TASK INSTRUCTIONS | Return all of the entries exactly, with nothing added or left out.

DATA FOR THIS EXERCISE |
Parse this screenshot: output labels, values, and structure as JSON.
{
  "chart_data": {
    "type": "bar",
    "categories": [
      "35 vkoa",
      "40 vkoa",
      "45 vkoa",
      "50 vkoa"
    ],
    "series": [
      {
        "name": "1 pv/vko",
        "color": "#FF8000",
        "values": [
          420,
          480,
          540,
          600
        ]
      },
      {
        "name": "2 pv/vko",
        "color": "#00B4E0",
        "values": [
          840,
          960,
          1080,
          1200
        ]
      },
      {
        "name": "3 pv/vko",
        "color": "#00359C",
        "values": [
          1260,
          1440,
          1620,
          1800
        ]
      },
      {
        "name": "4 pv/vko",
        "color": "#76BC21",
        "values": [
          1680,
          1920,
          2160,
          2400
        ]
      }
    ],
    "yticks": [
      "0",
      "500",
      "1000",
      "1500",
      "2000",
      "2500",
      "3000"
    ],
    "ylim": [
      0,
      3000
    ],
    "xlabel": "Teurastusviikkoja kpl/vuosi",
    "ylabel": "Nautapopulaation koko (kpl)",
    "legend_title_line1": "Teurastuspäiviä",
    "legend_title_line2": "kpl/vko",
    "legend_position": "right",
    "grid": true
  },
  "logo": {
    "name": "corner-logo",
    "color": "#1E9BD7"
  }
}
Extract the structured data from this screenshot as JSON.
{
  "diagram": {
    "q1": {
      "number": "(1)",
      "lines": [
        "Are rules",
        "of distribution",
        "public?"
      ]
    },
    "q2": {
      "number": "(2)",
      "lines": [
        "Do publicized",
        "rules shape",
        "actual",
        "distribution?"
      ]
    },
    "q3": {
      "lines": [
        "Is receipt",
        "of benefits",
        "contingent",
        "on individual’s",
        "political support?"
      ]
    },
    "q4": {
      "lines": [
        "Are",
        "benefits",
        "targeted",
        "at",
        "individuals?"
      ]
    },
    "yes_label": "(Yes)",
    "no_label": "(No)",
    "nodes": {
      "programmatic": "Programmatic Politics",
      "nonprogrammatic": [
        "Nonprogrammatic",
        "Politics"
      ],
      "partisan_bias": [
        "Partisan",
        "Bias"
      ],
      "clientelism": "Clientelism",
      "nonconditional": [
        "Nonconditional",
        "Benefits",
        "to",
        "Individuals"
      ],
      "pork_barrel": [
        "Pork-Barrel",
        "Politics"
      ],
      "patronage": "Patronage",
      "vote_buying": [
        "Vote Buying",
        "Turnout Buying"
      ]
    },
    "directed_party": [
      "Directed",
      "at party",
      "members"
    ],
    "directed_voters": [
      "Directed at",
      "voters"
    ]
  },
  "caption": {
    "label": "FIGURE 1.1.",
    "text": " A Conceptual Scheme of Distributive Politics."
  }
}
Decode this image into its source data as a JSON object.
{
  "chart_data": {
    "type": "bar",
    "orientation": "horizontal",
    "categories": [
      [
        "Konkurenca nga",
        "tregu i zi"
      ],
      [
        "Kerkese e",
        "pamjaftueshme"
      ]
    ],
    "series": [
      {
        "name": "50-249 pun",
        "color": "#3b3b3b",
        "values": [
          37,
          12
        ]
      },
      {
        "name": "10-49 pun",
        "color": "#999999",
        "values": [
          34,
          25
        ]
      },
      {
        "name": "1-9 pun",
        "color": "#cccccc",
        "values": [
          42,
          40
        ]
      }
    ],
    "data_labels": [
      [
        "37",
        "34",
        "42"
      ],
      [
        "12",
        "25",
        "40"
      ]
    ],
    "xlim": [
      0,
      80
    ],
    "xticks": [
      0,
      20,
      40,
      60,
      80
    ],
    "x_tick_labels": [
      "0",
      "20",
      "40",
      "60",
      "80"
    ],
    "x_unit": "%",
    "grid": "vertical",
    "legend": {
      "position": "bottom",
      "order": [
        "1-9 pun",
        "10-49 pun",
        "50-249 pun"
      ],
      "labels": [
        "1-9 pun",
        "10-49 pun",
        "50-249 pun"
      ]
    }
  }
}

COMPLETE ANSWER |
Parse this screenshot: output labels, values, and structure as JSON.
{
  "chart_data": {
    "type": "bar",
    "categories": [
      "35 vkoa",
      "40 vkoa",
      "45 vkoa",
      "50 vkoa"
    ],
    "series": [
      {
        "name": "1 pv/vko",
        "color": "#FF8000",
        "values": [
          420,
          480,
          540,
          600
        ]
      },
      {
        "name": "2 pv/vko",
        "color": "#00B4E0",
        "values": [
          840,
          960,
          1080,
          1200
        ]
      },
      {
        "name": "3 pv/vko",
        "color": "#00359C",
        "values": [
          1260,
          1440,
          1620,
          1800
        ]
      },
      {
        "name": "4 pv/vko",
        "color": "#76BC21",
        "values": [
          1680,
          1920,
          2160,
          2400
        ]
      }
    ],
    "yticks": [
      "0",
      "500",
      "1000",
      "1500",
      "2000",
      "2500",
      "3000"
    ],
    "ylim": [
      0,
      3000
    ],
    "xlabel": "Teurastusviikkoja kpl/vuosi",
    "ylabel": "Nautapopulaation koko (kpl)",
    "legend_title_line1": "Teurastuspäiviä",
    "legend_title_line2": "kpl/vko",
    "legend_position": "right",
    "grid": true
  },
  "logo": {
    "name": "corner-logo",
    "color": "#1E9BD7"
  }
}
Extract the structured data from this screenshot as JSON.
{
  "diagram": {
    "q1": {
      "number": "(1)",
      "lines": [
        "Are rules",
        "of distribution",
        "public?"
      ]
    },
    "q2": {
      "number": "(2)",
      "lines": [
        "Do publicized",
        "rules shape",
        "actual",
        "distribution?"
      ]
    },
    "q3": {
      "lines": [
        "Is receipt",
        "of benefits",
        "contingent",
        "on individual’s",
        "political support?"
      ]
    },
    "q4": {
      "lines": [
        "Are",
        "benefits",
        "targeted",
        "at",
        "individuals?"
      ]
    },
    "yes_label": "(Yes)",
    "no_label": "(No)",
    "nodes": {
      "programmatic": "Programmatic Politics",
      "nonprogrammatic": [
        "Nonprogrammatic",
        "Politics"
      ],
      "partisan_bias": [
        "Partisan",
        "Bias"
      ],
      "clientelism": "Clientelism",
      "nonconditional": [
        "Nonconditional",
        "Benefits",
        "to",
        "Individuals"
      ],
      "pork_barrel": [
        "Pork-Barrel",
        "Politics"
      ],
      "patronage": "Patronage",
      "vote_buying": [
        "Vote Buying",
        "Turnout Buying"
      ]
    },
    "directed_party": [
      "Directed",
      "at party",
      "members"
    ],
    "directed_voters": [
      "Directed at",
      "voters"
    ]
  },
  "caption": {
    "label": "FIGURE 1.1.",
    "text": " A Conceptual Scheme of Distributive Politics."
  }
}
Decode this image into its source data as a JSON object.
{
  "chart_data": {
    "type": "bar",
    "orientation": "horizontal",
    "categories": [
      [
        "Konkurenca nga",
        "tregu i zi"
      ],
      [
        "Kerkese e",
        "pamjaftueshme"
      ]
    ],
    "series": [
      {
        "name": "50-249 pun",
        "color": "#3b3b3b",
        "values": [
          37,
          12
        ]
      },
      {
        "name": "10-49 pun",
        "color": "#999999",
        "values": [
          34,
          25
        ]
      },
      {
        "name": "1-9 pun",
        "color": "#cccccc",
        "values": [
          42,
          40
        ]
      }
    ],
    "data_labels": [
      [
        "37",
        "34",
        "42"
      ],
      [
        "12",
        "25",
        "40"
      ]
    ],
    "xlim": [
      0,
      80
    ],
    "xticks": [
      0,
      20,
      40,
      60,
      80
    ],
    "x_tick_labels": [
      "0",
      "20",
      "40",
      "60",
      "80"
    ],
    "x_unit": "%",
    "grid": "vertical",
    "legend": {
      "position": "bottom",
      "order": [
        "1-9 pun",
        "10-49 pun",
        "50-249 pun"
      ],
      "labels": [
        "1-9 pun",
        "10-49 pun",
        "50-249 pun"
      ]
    }
  }
}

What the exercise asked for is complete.